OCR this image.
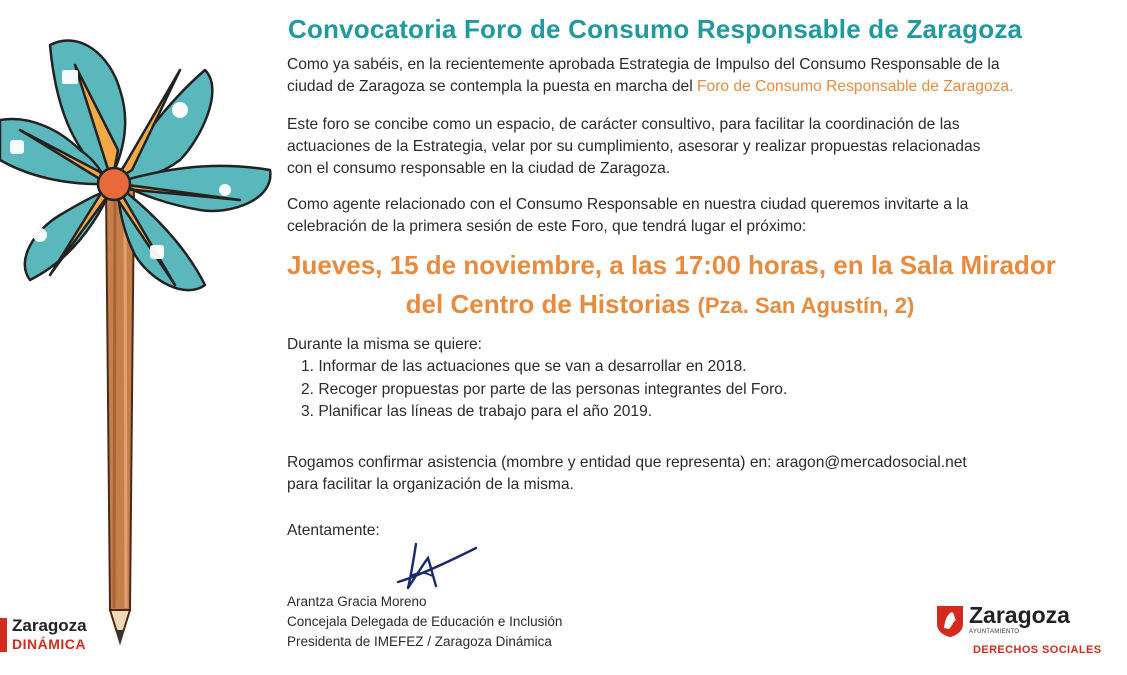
Convocatoria Foro de Consumo Responsable de Zaragoza
Como ya sabéis, en la recientemente aprobada Estrategia de Impulso del Consumo Responsable de la
ciudad de Zaragoza se contempla la puesta en marcha del Foro de Consumo Responsable de Zaragoza.
Este foro se concibe como un espacio, de carácter consultivo, para facilitar la coordinación de las
actuaciones de la Estrategia, velar por su cumplimiento, asesorar y realizar propuestas relacionadas
con el consumo responsable en la ciudad de Zaragoza.
Como agente relacionado con el Consumo Responsable en nuestra ciudad queremos invitarte a la
celebración de la primera sesión de este Foro, que tendrá lugar el próximo:
Jueves, 15 de noviembre, a las 17:00 horas, en la Sala Mirador
del Centro de Historias (Pza. San Agustín, 2)
Durante la misma se quiere:
1. Informar de las actuaciones que se van a desarrollar en 2018.
2. Recoger propuestas por parte de las personas integrantes del Foro.
3. Planificar las líneas de trabajo para el año 2019.
Rogamos confirmar asistencia (mombre y entidad que representa) en: aragon@mercadosocial.net
para facilitar la organización de la misma.
Atentamente:
Arantza Gracia Moreno
Concejala Delegada de Educación e Inclusión
Presidenta de IMEFEZ / Zaragoza Dinámica
Zaragoza
DINÁMICA
Zaragoza
AYUNTAMIENTO
DERECHOS SOCIALES
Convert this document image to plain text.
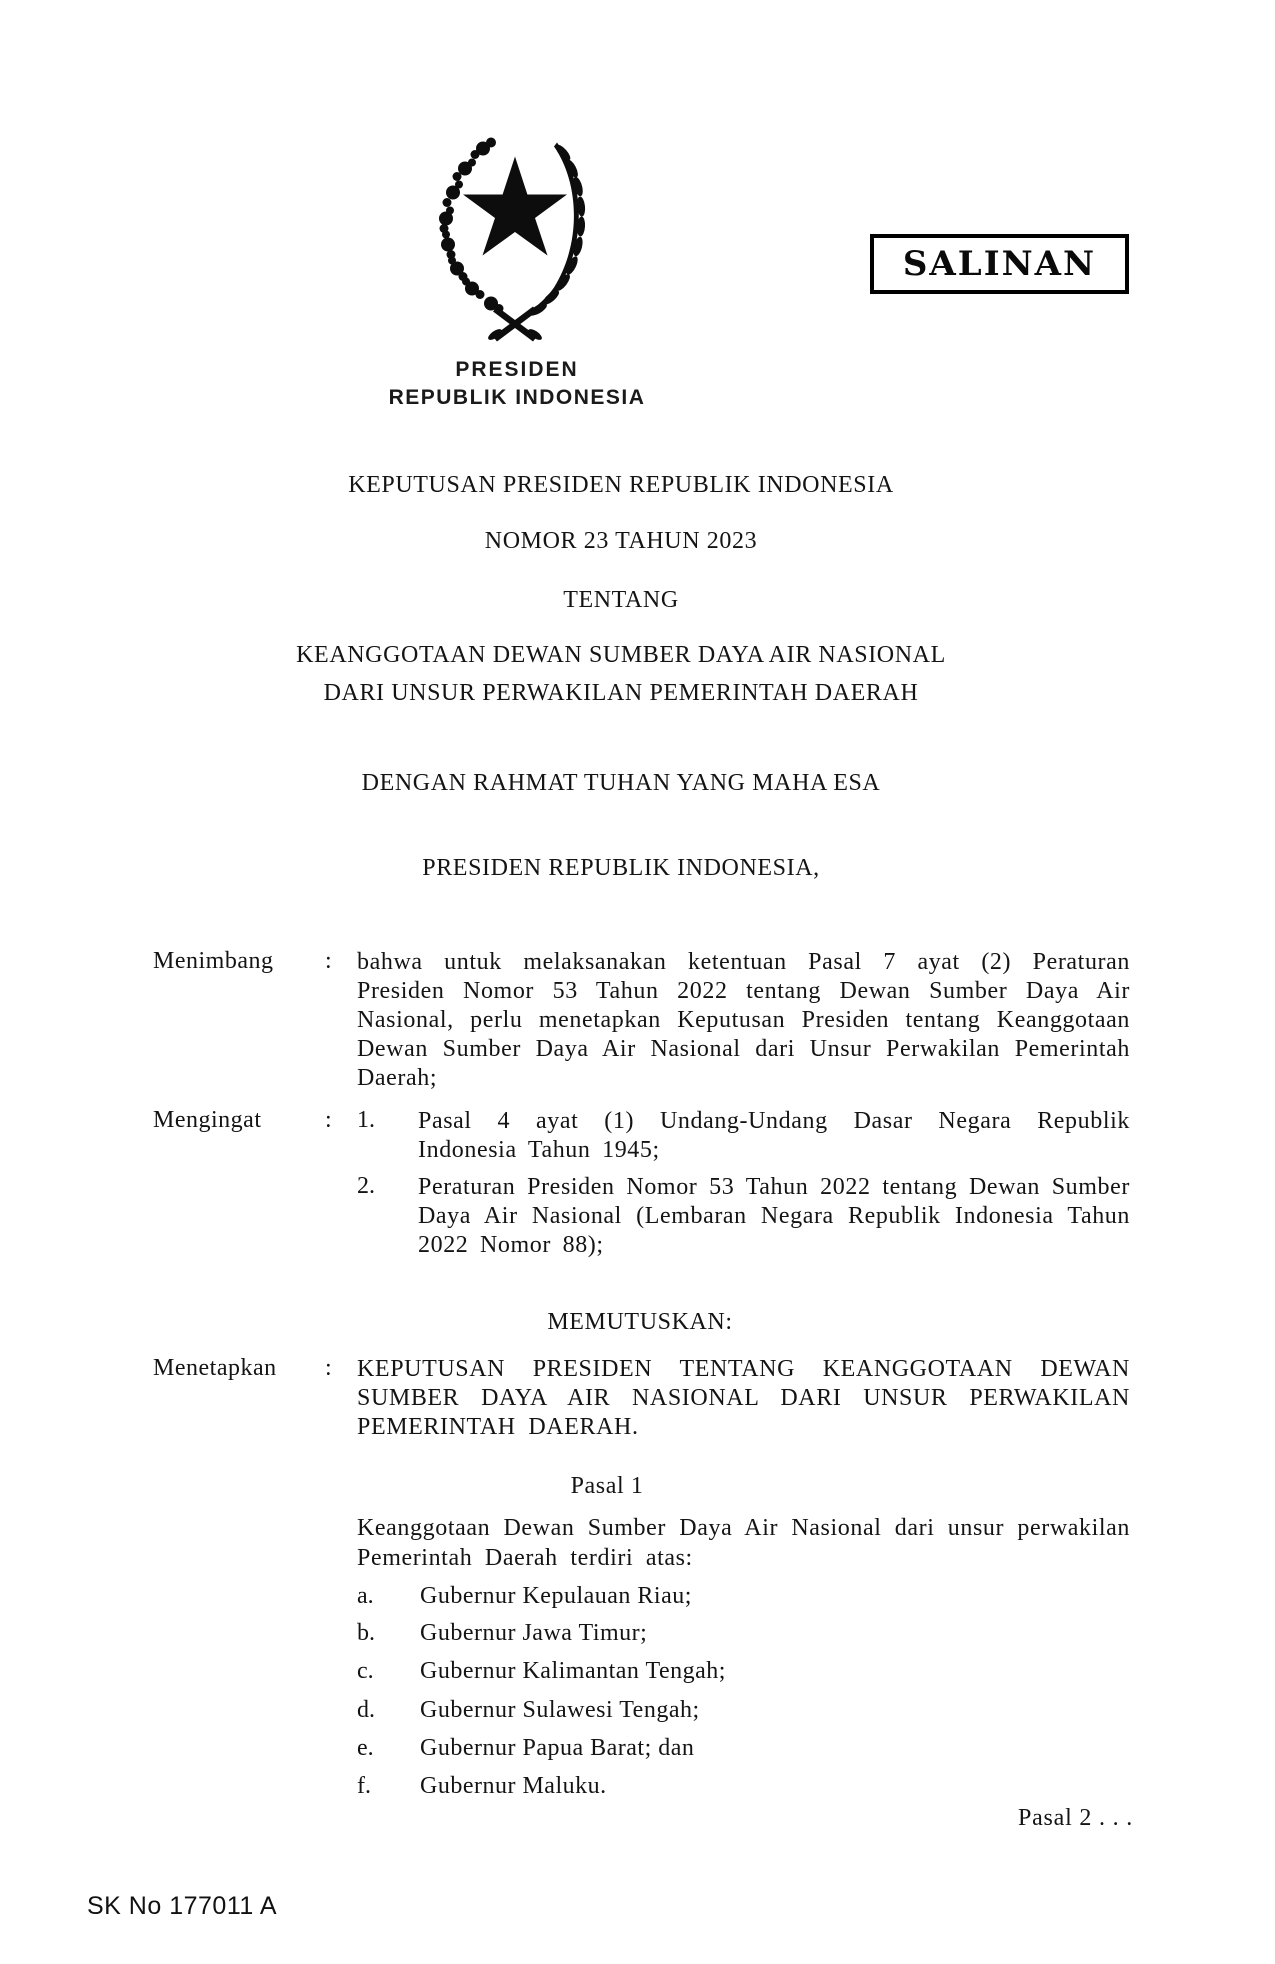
PRESIDEN
REPUBLIK INDONESIA
SALINAN
KEPUTUSAN PRESIDEN REPUBLIK INDONESIA
NOMOR 23 TAHUN 2023
TENTANG
KEANGGOTAAN DEWAN SUMBER DAYA AIR NASIONAL
DARI UNSUR PERWAKILAN PEMERINTAH DAERAH
DENGAN RAHMAT TUHAN YANG MAHA ESA
PRESIDEN REPUBLIK INDONESIA,
Menimbang : bahwa untuk melaksanakan ketentuan Pasal 7 ayat (2) Peraturan Presiden Nomor 53 Tahun 2022 tentang Dewan Sumber Daya Air Nasional, perlu menetapkan Keputusan Presiden tentang Keanggotaan Dewan Sumber Daya Air Nasional dari Unsur Perwakilan Pemerintah Daerah;
Mengingat	: 1. Pasal 4 ayat (1) Undang-Undang Dasar Negara Republik Indonesia Tahun 1945;
2. Peraturan Presiden Nomor 53 Tahun 2022 tentang Dewan Sumber Daya Air Nasional (Lembaran Negara Republik Indonesia Tahun 2022 Nomor 88);
MEMUTUSKAN:
Menetapkan : KEPUTUSAN PRESIDEN TENTANG KEANGGOTAAN DEWAN SUMBER DAYA AIR NASIONAL DARI UNSUR PERWAKILAN PEMERINTAH DAERAH.
Pasal 1
Keanggotaan Dewan Sumber Daya Air Nasional dari unsur perwakilan Pemerintah Daerah terdiri atas:
a. Gubernur Kepulauan Riau;
b. Gubernur Jawa Timur;
c. Gubernur Kalimantan Tengah;
d. Gubernur Sulawesi Tengah;
e. Gubernur Papua Barat; dan
f. Gubernur Maluku.
Pasal 2 . . .
SK No 177011 A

> [WRITTEN PROBLEM]:
Exact duplication of all the records is required; pictures are omitted from the copy.

> [WORKED SOLUTION]:
OCR this image.
Convocatoria Foro de Consumo Responsable de Zaragoza
Como ya sabéis, en la recientemente aprobada Estrategia de Impulso del Consumo Responsable de la
ciudad de Zaragoza se contempla la puesta en marcha del Foro de Consumo Responsable de Zaragoza.
Este foro se concibe como un espacio, de carácter consultivo, para facilitar la coordinación de las
actuaciones de la Estrategia, velar por su cumplimiento, asesorar y realizar propuestas relacionadas
con el consumo responsable en la ciudad de Zaragoza.
Como agente relacionado con el Consumo Responsable en nuestra ciudad queremos invitarte a la
celebración de la primera sesión de este Foro, que tendrá lugar el próximo:
Jueves, 15 de noviembre, a las 17:00 horas, en la Sala Mirador
del Centro de Historias (Pza. San Agustín, 2)
Durante la misma se quiere:
1. Informar de las actuaciones que se van a desarrollar en 2018.
2. Recoger propuestas por parte de las personas integrantes del Foro.
3. Planificar las líneas de trabajo para el año 2019.
Rogamos confirmar asistencia (mombre y entidad que representa) en: aragon@mercadosocial.net
para facilitar la organización de la misma.
Atentamente:
Arantza Gracia Moreno
Concejala Delegada de Educación e Inclusión
Presidenta de IMEFEZ / Zaragoza Dinámica
Zaragoza
DINÁMICA
Zaragoza
AYUNTAMIENTO
DERECHOS SOCIALES
Convert this document image to plain text.
PRESIDEN
REPUBLIK INDONESIA
SALINAN
KEPUTUSAN PRESIDEN REPUBLIK INDONESIA
NOMOR 23 TAHUN 2023
TENTANG
KEANGGOTAAN DEWAN SUMBER DAYA AIR NASIONAL
DARI UNSUR PERWAKILAN PEMERINTAH DAERAH
DENGAN RAHMAT TUHAN YANG MAHA ESA
PRESIDEN REPUBLIK INDONESIA,
Menimbang : bahwa untuk melaksanakan ketentuan Pasal 7 ayat (2) Peraturan Presiden Nomor 53 Tahun 2022 tentang Dewan Sumber Daya Air Nasional, perlu menetapkan Keputusan Presiden tentang Keanggotaan Dewan Sumber Daya Air Nasional dari Unsur Perwakilan Pemerintah Daerah;
Mengingat	: 1. Pasal 4 ayat (1) Undang-Undang Dasar Negara Republik Indonesia Tahun 1945;
2. Peraturan Presiden Nomor 53 Tahun 2022 tentang Dewan Sumber Daya Air Nasional (Lembaran Negara Republik Indonesia Tahun 2022 Nomor 88);
MEMUTUSKAN:
Menetapkan : KEPUTUSAN PRESIDEN TENTANG KEANGGOTAAN DEWAN SUMBER DAYA AIR NASIONAL DARI UNSUR PERWAKILAN PEMERINTAH DAERAH.
Pasal 1
Keanggotaan Dewan Sumber Daya Air Nasional dari unsur perwakilan Pemerintah Daerah terdiri atas:
a. Gubernur Kepulauan Riau;
b. Gubernur Jawa Timur;
c. Gubernur Kalimantan Tengah;
d. Gubernur Sulawesi Tengah;
e. Gubernur Papua Barat; dan
f. Gubernur Maluku.
Pasal 2 . . .
SK No 177011 A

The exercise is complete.